━━━━━ PROVIDED MATERIAL ━━━━━

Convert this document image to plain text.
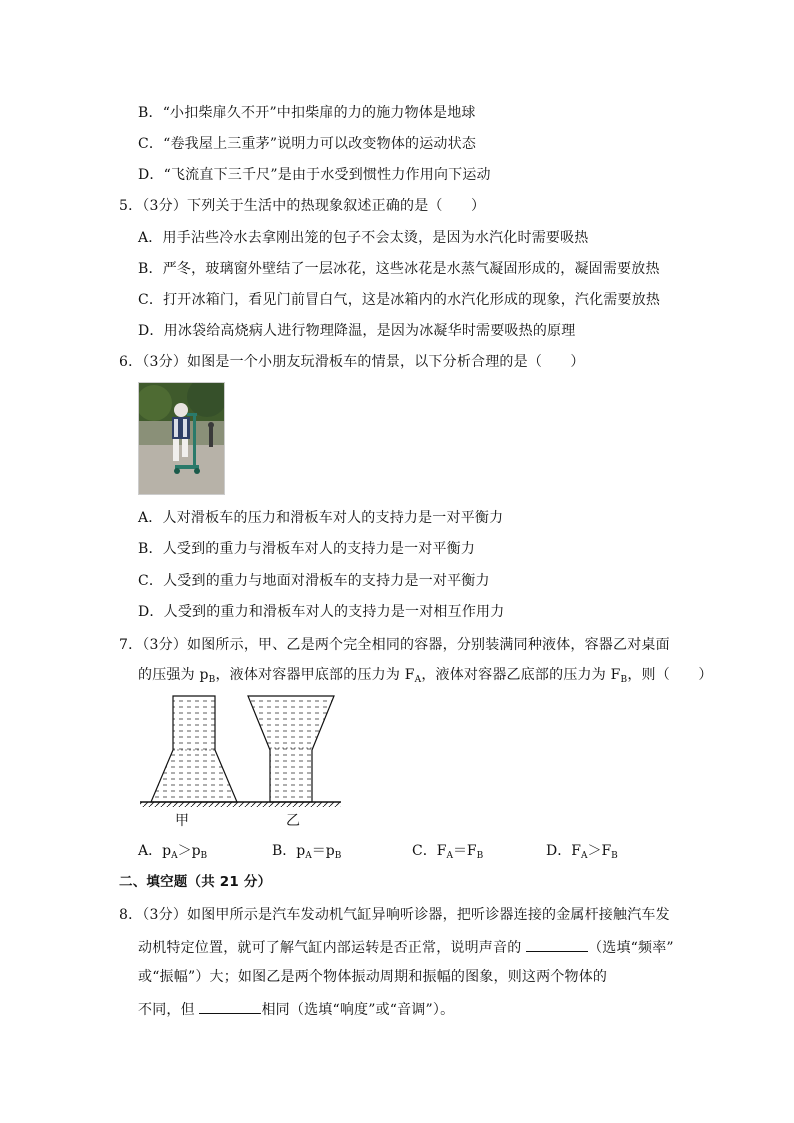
B．“小扣柴扉久不开”中扣柴扉的力的施力物体是地球
C．“卷我屋上三重茅”说明力可以改变物体的运动状态
D．“飞流直下三千尺”是由于水受到惯性力作用向下运动
5．（3分）下列关于生活中的热现象叙述正确的是（　　）
A．用手沾些冷水去拿刚出笼的包子不会太烫，是因为水汽化时需要吸热
B．严冬，玻璃窗外壁结了一层冰花，这些冰花是水蒸气凝固形成的，凝固需要放热
C．打开冰箱门，看见门前冒白气，这是冰箱内的水汽化形成的现象，汽化需要放热
D．用冰袋给高烧病人进行物理降温，是因为冰凝华时需要吸热的原理
6．（3分）如图是一个小朋友玩滑板车的情景，以下分析合理的是（　　）
A．人对滑板车的压力和滑板车对人的支持力是一对平衡力
B．人受到的重力与滑板车对人的支持力是一对平衡力
C．人受到的重力与地面对滑板车的支持力是一对平衡力
D．人受到的重力和滑板车对人的支持力是一对相互作用力
7．（3分）如图所示，甲、乙是两个完全相同的容器，分别装满同种液体，容器乙对桌面
的压强为 $p_B$，液体对容器甲底部的压力为 $F_A$，液体对容器乙底部的压力为 $F_B$，则（　　）
甲	乙
A．$p_A>p_B$	B．$p_A=p_B$	C．$F_A=F_B$	D．$F_A>F_B$
二、填空题（共 21 分）
8．（3分）如图甲所示是汽车发动机气缸异响听诊器，把听诊器连接的金属杆接触汽车发
动机特定位置，就可了解气缸内部运转是否正常，说明声音的	（选填“频率”
或“振幅”）大；如图乙是两个物体振动周期和振幅的图象，则这两个物体的
不同，但	相同（选填“响度”或“音调”）。
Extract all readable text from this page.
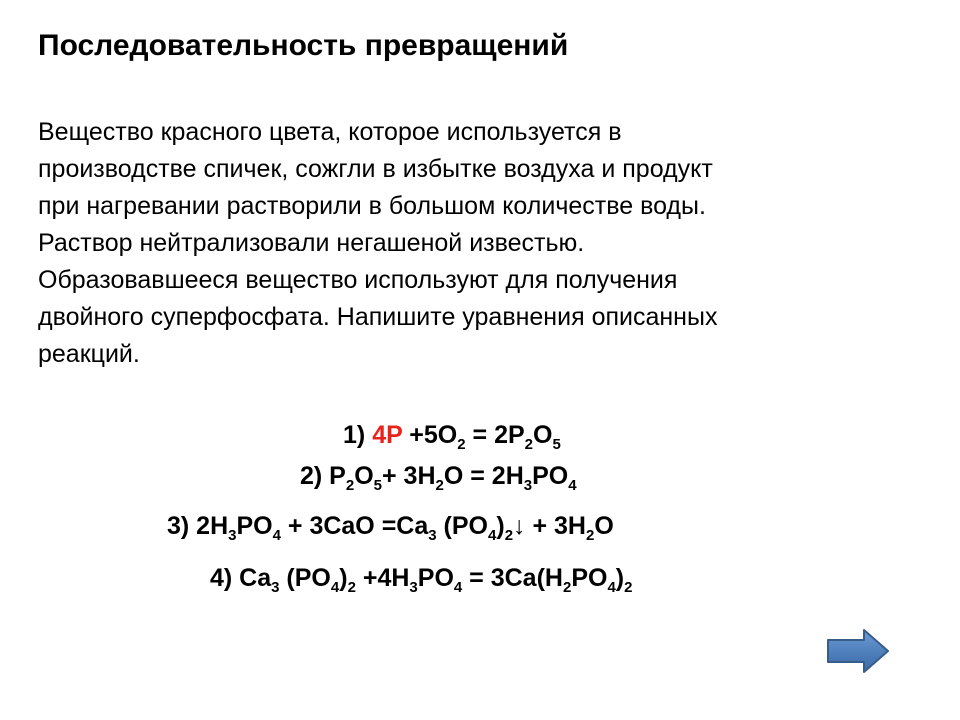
Последовательность превращений
Вещество красного цвета, которое используется в
производстве спичек, сожгли в избытке воздуха и продукт
при нагревании растворили в большом количестве воды.
Раствор нейтрализовали негашеной известью.
Образовавшееся вещество используют для получения
двойного суперфосфата. Напишите уравнения описанных
реакций.
1) $4P +5O_2 = 2P_2O_5$
2) $P_2O_5+ 3H_2O = 2H_3PO_4$
3) $2H_3PO_4 + 3CaO =Ca_3$ $(PO_4)_2↓ + 3H_2O$
4) $Ca_3$ $(PO_4)_2 +4H_3PO_4 = 3Ca(H_2PO_4)_2$
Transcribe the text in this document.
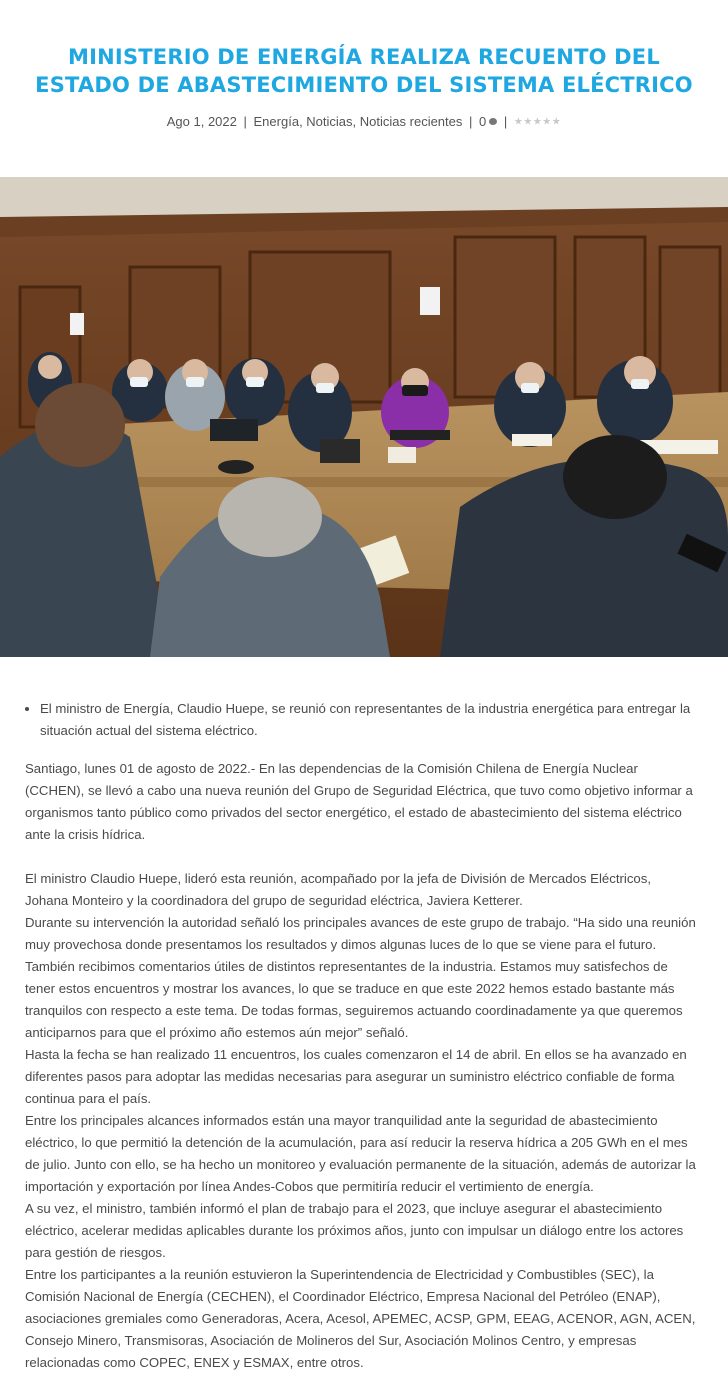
MINISTERIO DE ENERGÍA REALIZA RECUENTO DEL ESTADO DE ABASTECIMIENTO DEL SISTEMA ELÉCTRICO
Ago 1, 2022 | Energía, Noticias, Noticias recientes | 0 | ★★★★★
• El ministro de Energía, Claudio Huepe, se reunió con representantes de la industria energética para entregar la situación actual del sistema eléctrico.

Santiago, lunes 01 de agosto de 2022.- En las dependencias de la Comisión Chilena de Energía Nuclear (CCHEN), se llevó a cabo una nueva reunión del Grupo de Seguridad Eléctrica, que tuvo como objetivo informar a organismos tanto público como privados del sector energético, el estado de abastecimiento del sistema eléctrico ante la crisis hídrica.

El ministro Claudio Huepe, lideró esta reunión, acompañado por la jefa de División de Mercados Eléctricos, Johana Monteiro y la coordinadora del grupo de seguridad eléctrica, Javiera Ketterer.

Durante su intervención la autoridad señaló los principales avances de este grupo de trabajo. “Ha sido una reunión muy provechosa donde presentamos los resultados y dimos algunas luces de lo que se viene para el futuro. También recibimos comentarios útiles de distintos representantes de la industria. Estamos muy satisfechos de tener estos encuentros y mostrar los avances, lo que se traduce en que este 2022 hemos estado bastante más tranquilos con respecto a este tema. De todas formas, seguiremos actuando coordinadamente ya que queremos anticiparnos para que el próximo año estemos aún mejor” señaló.

Hasta la fecha se han realizado 11 encuentros, los cuales comenzaron el 14 de abril. En ellos se ha avanzado en diferentes pasos para adoptar las medidas necesarias para asegurar un suministro eléctrico confiable de forma continua para el país.

Entre los principales alcances informados están una mayor tranquilidad ante la seguridad de abastecimiento eléctrico, lo que permitió la detención de la acumulación, para así reducir la reserva hídrica a 205 GWh en el mes de julio. Junto con ello, se ha hecho un monitoreo y evaluación permanente de la situación, además de autorizar la importación y exportación por línea Andes-Cobos que permitiría reducir el vertimiento de energía.

A su vez, el ministro, también informó el plan de trabajo para el 2023, que incluye asegurar el abastecimiento eléctrico, acelerar medidas aplicables durante los próximos años, junto con impulsar un diálogo entre los actores para gestión de riesgos.

Entre los participantes a la reunión estuvieron la Superintendencia de Electricidad y Combustibles (SEC), la Comisión Nacional de Energía (CECHEN), el Coordinador Eléctrico, Empresa Nacional del Petróleo (ENAP), asociaciones gremiales como Generadoras, Acera, Acesol, APEMEC, ACSP, GPM, EEAG, ACENOR, AGN, ACEN, Consejo Minero, Transmisoras, Asociación de Molineros del Sur, Asociación Molinos Centro, y empresas relacionadas como COPEC, ENEX y ESMAX, entre otros.
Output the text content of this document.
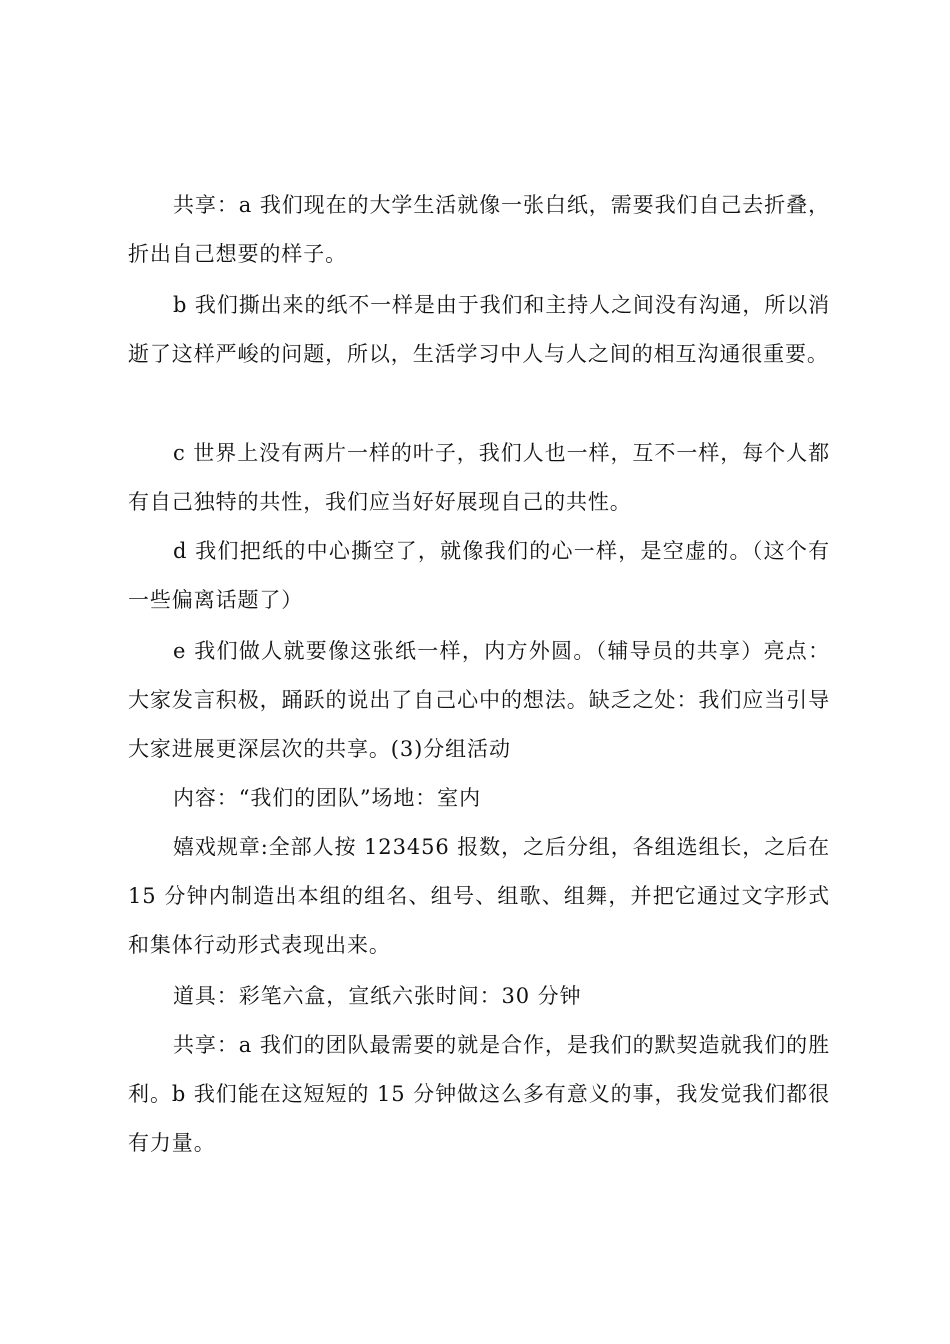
共享：a 我们现在的大学生活就像一张白纸，需要我们自己去折叠，折出自己想要的样子。

b 我们撕出来的纸不一样是由于我们和主持人之间没有沟通，所以消逝了这样严峻的问题，所以，生活学习中人与人之间的相互沟通很重要。

c 世界上没有两片一样的叶子，我们人也一样，互不一样，每个人都有自己独特的共性，我们应当好好展现自己的共性。

d 我们把纸的中心撕空了，就像我们的心一样，是空虚的。（这个有一些偏离话题了）

e 我们做人就要像这张纸一样，内方外圆。（辅导员的共享）亮点：大家发言积极，踊跃的说出了自己心中的想法。缺乏之处：我们应当引导大家进展更深层次的共享。(3)分组活动

内容：“我们的团队”场地：室内

嬉戏规章:全部人按 123456 报数，之后分组，各组选组长，之后在 15 分钟内制造出本组的组名、组号、组歌、组舞，并把它通过文字形式和集体行动形式表现出来。

道具：彩笔六盒，宣纸六张时间：30 分钟

共享：a 我们的团队最需要的就是合作，是我们的默契造就我们的胜利。b 我们能在这短短的 15 分钟做这么多有意义的事，我发觉我们都很有力量。
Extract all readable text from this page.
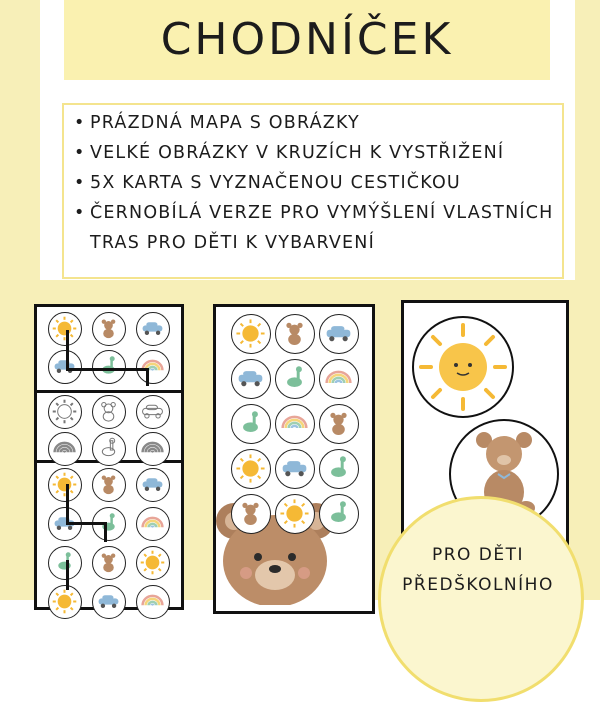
CHODNÍČEK
• PRÁZDNÁ MAPA S OBRÁZKY
• VELKÉ OBRÁZKY V KRUZÍCH K VYSTŘIŽENÍ
• 5X KARTA S VYZNAČENOU CESTIČKOU
• ČERNOBÍLÁ VERZE PRO VYMÝŠLENÍ VLASTNÍCH
TRAS PRO DĚTI K VYBARVENÍ
PRO DĚTI
PŘEDŠKOLNÍHO
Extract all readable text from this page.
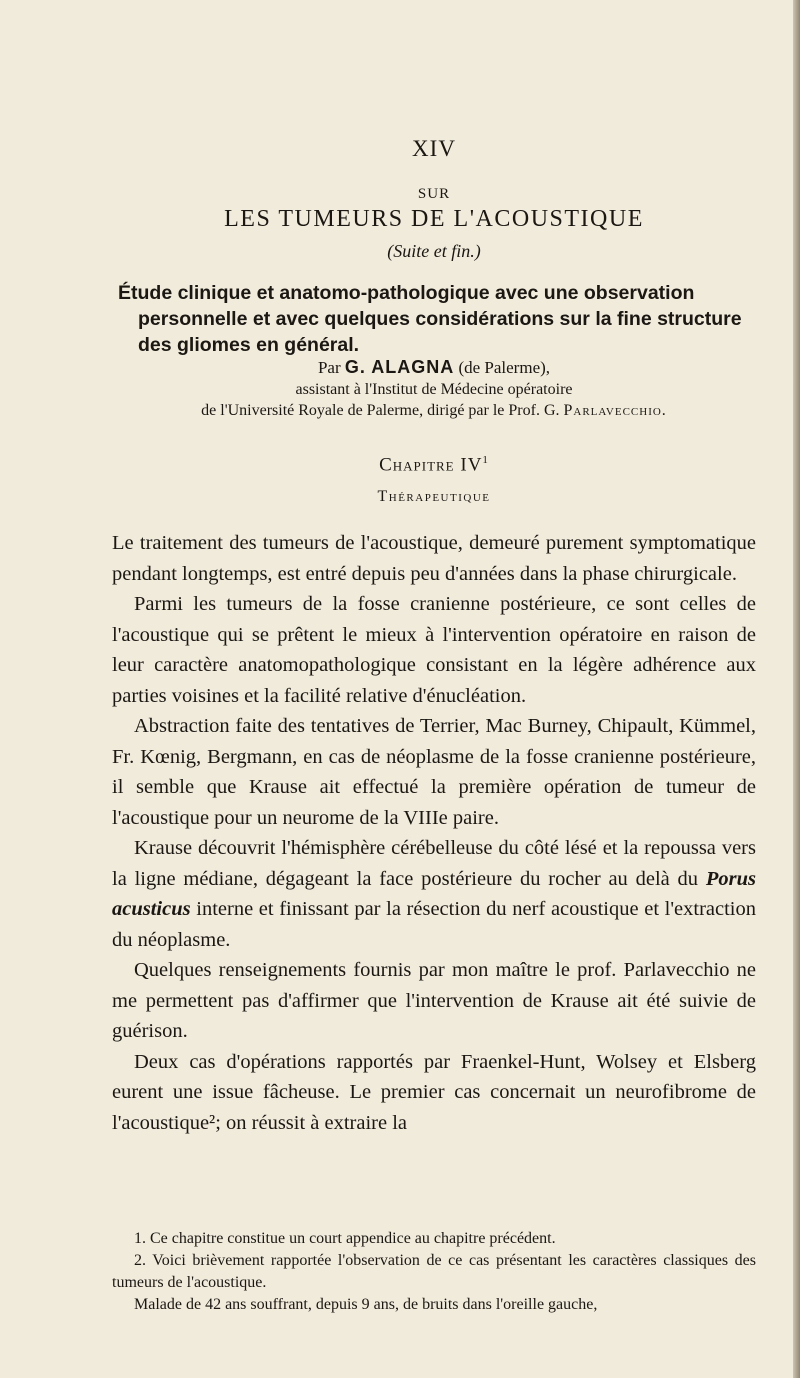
XIV
SUR
LES TUMEURS DE L'ACOUSTIQUE
(Suite et fin.)
Étude clinique et anatomo-pathologique avec une observation personnelle et avec quelques considérations sur la fine structure des gliomes en général.
Par G. ALAGNA (de Palerme),
assistant à l'Institut de Médecine opératoire
de l'Université Royale de Palerme, dirigé par le Prof. G. Parlavecchio.
Chapitre $IV^1$
Thérapeutique

Le traitement des tumeurs de l'acoustique, demeuré purement symptomatique pendant longtemps, est entré depuis peu d'années dans la phase chirurgicale.

Parmi les tumeurs de la fosse cranienne postérieure, ce sont celles de l'acoustique qui se prêtent le mieux à l'intervention opératoire en raison de leur caractère anatomopathologique consistant en la légère adhérence aux parties voisines et la facilité relative d'énucléation.

Abstraction faite des tentatives de Terrier, Mac Burney, Chipault, Kümmel, Fr. Kœnig, Bergmann, en cas de néoplasme de la fosse cranienne postérieure, il semble que Krause ait effectué la première opération de tumeur de l'acoustique pour un neurome de la VIIIe paire.

Krause découvrit l'hémisphère cérébelleuse du côté lésé et la repoussa vers la ligne médiane, dégageant la face postérieure du rocher au delà du Porus acusticus interne et finissant par la résection du nerf acoustique et l'extraction du néoplasme.

Quelques renseignements fournis par mon maître le prof. Parlavecchio ne me permettent pas d'affirmer que l'intervention de Krause ait été suivie de guérison.

Deux cas d'opérations rapportés par Fraenkel-Hunt, Wolsey et Elsberg eurent une issue fâcheuse. Le premier cas concernait un neurofibrome de l'acoustique²; on réussit à extraire la

1. Ce chapitre constitue un court appendice au chapitre précédent.

2. Voici brièvement rapportée l'observation de ce cas présentant les caractères classiques des tumeurs de l'acoustique.

Malade de 42 ans souffrant, depuis 9 ans, de bruits dans l'oreille gauche,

━━━━━

Say how many lines in the records contain the string "néoplasme", and say nothing else.

2